Stored entries:
┄┄┄┄┄┄

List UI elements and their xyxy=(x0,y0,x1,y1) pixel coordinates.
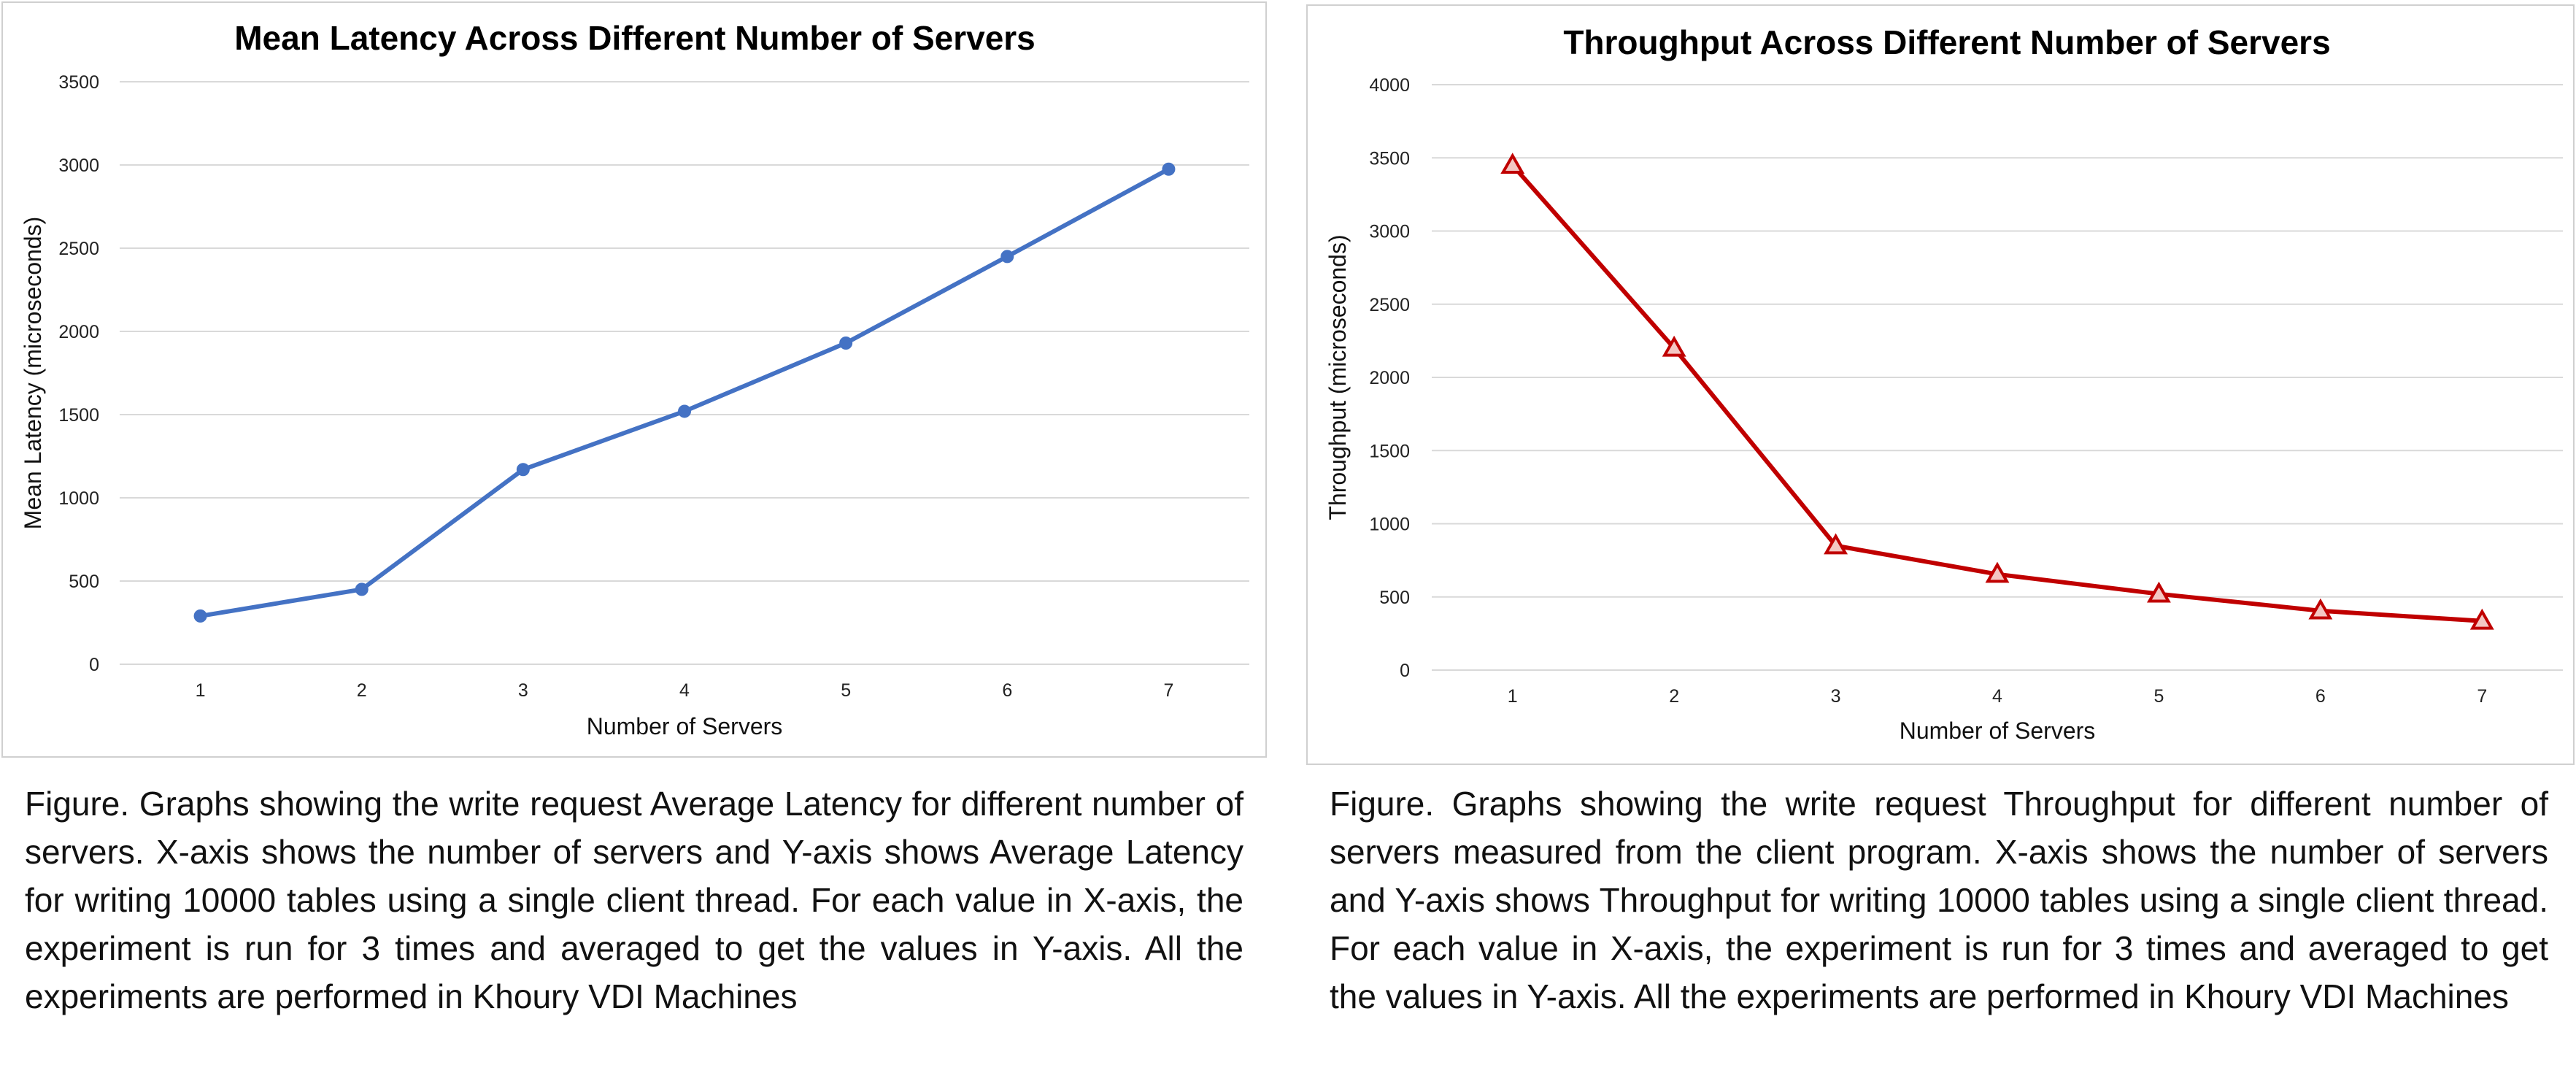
chart0-data-point xyxy=(839,336,853,350)
chart1-data-point xyxy=(1824,533,1848,555)
chart0-x-tick-label: 2 xyxy=(357,680,367,701)
chart0-x-tick-label: 6 xyxy=(1002,680,1012,701)
chart0-y-tick-label: 3500 xyxy=(58,72,99,93)
chart1-x-tick-label: 2 xyxy=(1669,686,1679,707)
chart0-y-tick-label: 0 xyxy=(89,655,99,675)
chart1-data-point xyxy=(2469,608,2494,630)
chart0-data-point xyxy=(678,404,691,418)
chart1-y-tick-label: 0 xyxy=(1400,661,1410,681)
chart0-x-tick-label: 1 xyxy=(196,680,206,701)
chart0-series-line xyxy=(198,166,1171,618)
latency-chart-panel: Mean Latency Across Different Number of … xyxy=(1,1,1267,758)
chart1-data-point xyxy=(1985,561,2010,583)
chart1-data-point xyxy=(2308,598,2333,620)
chart1-y-tick-label: 2000 xyxy=(1369,368,1410,388)
throughput-figure-caption: Figure. Graphs showing the write request… xyxy=(1330,785,2548,1015)
chart1-y-tick-label: 2500 xyxy=(1369,295,1410,315)
chart1-y-tick-label: 500 xyxy=(1379,588,1410,608)
chart0-x-axis-title: Number of Servers xyxy=(587,713,783,739)
chart0-y-tick-label: 2000 xyxy=(58,322,99,342)
chart0-y-tick-label: 500 xyxy=(69,572,99,592)
chart0-y-tick-label: 1000 xyxy=(58,488,99,509)
chart0-y-tick-label: 2500 xyxy=(58,239,99,259)
chart1-data-point xyxy=(1662,335,1686,357)
chart1-x-tick-label: 6 xyxy=(2315,686,2326,707)
chart0-x-tick-label: 3 xyxy=(518,680,528,701)
chart0-data-point xyxy=(516,463,530,477)
latency-figure-caption: Figure. Graphs showing the write request… xyxy=(25,785,1243,1015)
chart0-x-tick-label: 5 xyxy=(841,680,851,701)
throughput-chart-panel: Throughput Across Different Number of Se… xyxy=(1306,4,2575,765)
chart1-x-tick-label: 1 xyxy=(1508,686,1518,707)
chart1-y-tick-label: 1500 xyxy=(1369,441,1410,461)
chart0-y-axis-title: Mean Latency (microseconds) xyxy=(20,217,46,530)
chart0-data-point xyxy=(355,582,369,596)
chart0-data-point xyxy=(1000,250,1014,264)
chart0-title: Mean Latency Across Different Number of … xyxy=(234,19,1036,57)
chart1-x-tick-label: 3 xyxy=(1831,686,1841,707)
chart1-x-tick-label: 5 xyxy=(2153,686,2164,707)
chart1-series-line xyxy=(1510,163,2485,623)
chart1-x-tick-label: 4 xyxy=(1992,686,2002,707)
chart0-data-point xyxy=(193,609,207,623)
chart1-data-point xyxy=(1500,153,1525,174)
chart0-data-point xyxy=(1162,162,1176,176)
chart1-data-point xyxy=(2146,581,2171,603)
chart1-y-tick-label: 3500 xyxy=(1369,148,1410,169)
chart1-y-tick-label: 1000 xyxy=(1369,515,1410,535)
chart1-y-tick-label: 4000 xyxy=(1369,75,1410,96)
throughput-chart: Throughput Across Different Number of Se… xyxy=(1324,23,2563,744)
chart1-y-axis-title: Throughput (microseconds) xyxy=(1324,234,1351,520)
chart0-x-tick-label: 7 xyxy=(1163,680,1173,701)
chart1-title: Throughput Across Different Number of Se… xyxy=(1563,23,2330,61)
chart0-x-tick-label: 4 xyxy=(679,680,690,701)
chart0-y-tick-label: 3000 xyxy=(58,155,99,176)
chart1-x-tick-label: 7 xyxy=(2477,686,2487,707)
chart1-y-tick-label: 3000 xyxy=(1369,222,1410,242)
latency-chart: Mean Latency Across Different Number of … xyxy=(20,19,1249,739)
chart1-x-axis-title: Number of Servers xyxy=(1900,718,2096,744)
chart0-y-tick-label: 1500 xyxy=(58,405,99,426)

┄┄┄┄┄┄

■ WHAT IS ASKED ■
Gather every line of the records above that contains the word "request", and copy each of those lines in full.

■ FINAL ANSWER ■
throughput-figure-caption: Figure. Graphs showing the write request… xyxy=(1330,785,2548,1015)
latency-figure-caption: Figure. Graphs showing the write request… xyxy=(25,785,1243,1015)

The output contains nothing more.